• Instruction:
Without including any images, reproduce each entry exactly.

• Material for the task:
· · · · ·

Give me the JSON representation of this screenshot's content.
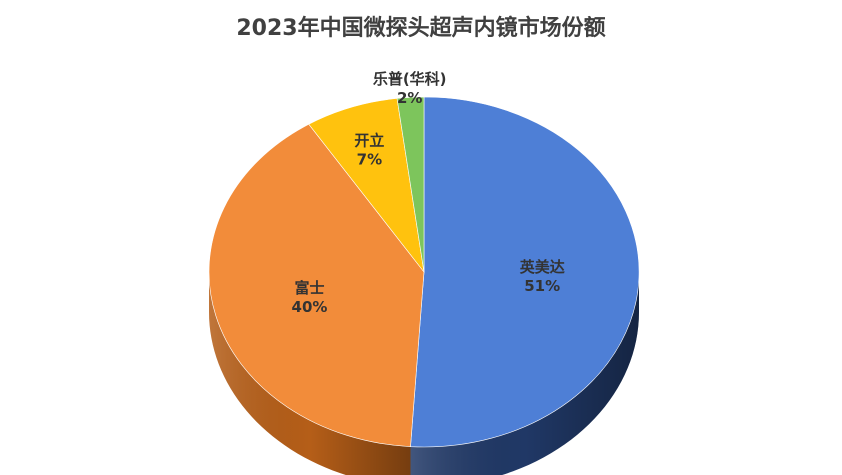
{
  "chart_data": {
    "type": "pie",
    "title": "2023年中国微探头超声内镜市场份额",
    "slices": [
      {
        "label": "英美达",
        "value": 51,
        "value_label": "51%",
        "color": "#4E7FD6",
        "dark_color": "#203866"
      },
      {
        "label": "富士",
        "value": 40,
        "value_label": "40%",
        "color": "#F28C3A",
        "dark_color": "#B55E18"
      },
      {
        "label": "开立",
        "value": 7,
        "value_label": "7%",
        "color": "#FFC20E",
        "dark_color": "#B58900"
      },
      {
        "label": "乐普(华科)",
        "value": 2,
        "value_label": "2%",
        "color": "#7DC55C",
        "dark_color": "#4E8A35"
      }
    ],
    "style": "3d-pie",
    "legend": "none"
  }
}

· · · · ·

• Result of the exercise:
Give me the JSON representation of this screenshot's content.
{
  "chart_data": {
    "type": "pie",
    "title": "2023年中国微探头超声内镜市场份额",
    "slices": [
      {
        "label": "英美达",
        "value": 51,
        "value_label": "51%",
        "color": "#4E7FD6",
        "dark_color": "#203866"
      },
      {
        "label": "富士",
        "value": 40,
        "value_label": "40%",
        "color": "#F28C3A",
        "dark_color": "#B55E18"
      },
      {
        "label": "开立",
        "value": 7,
        "value_label": "7%",
        "color": "#FFC20E",
        "dark_color": "#B58900"
      },
      {
        "label": "乐普(华科)",
        "value": 2,
        "value_label": "2%",
        "color": "#7DC55C",
        "dark_color": "#4E8A35"
      }
    ],
    "style": "3d-pie",
    "legend": "none"
  }
}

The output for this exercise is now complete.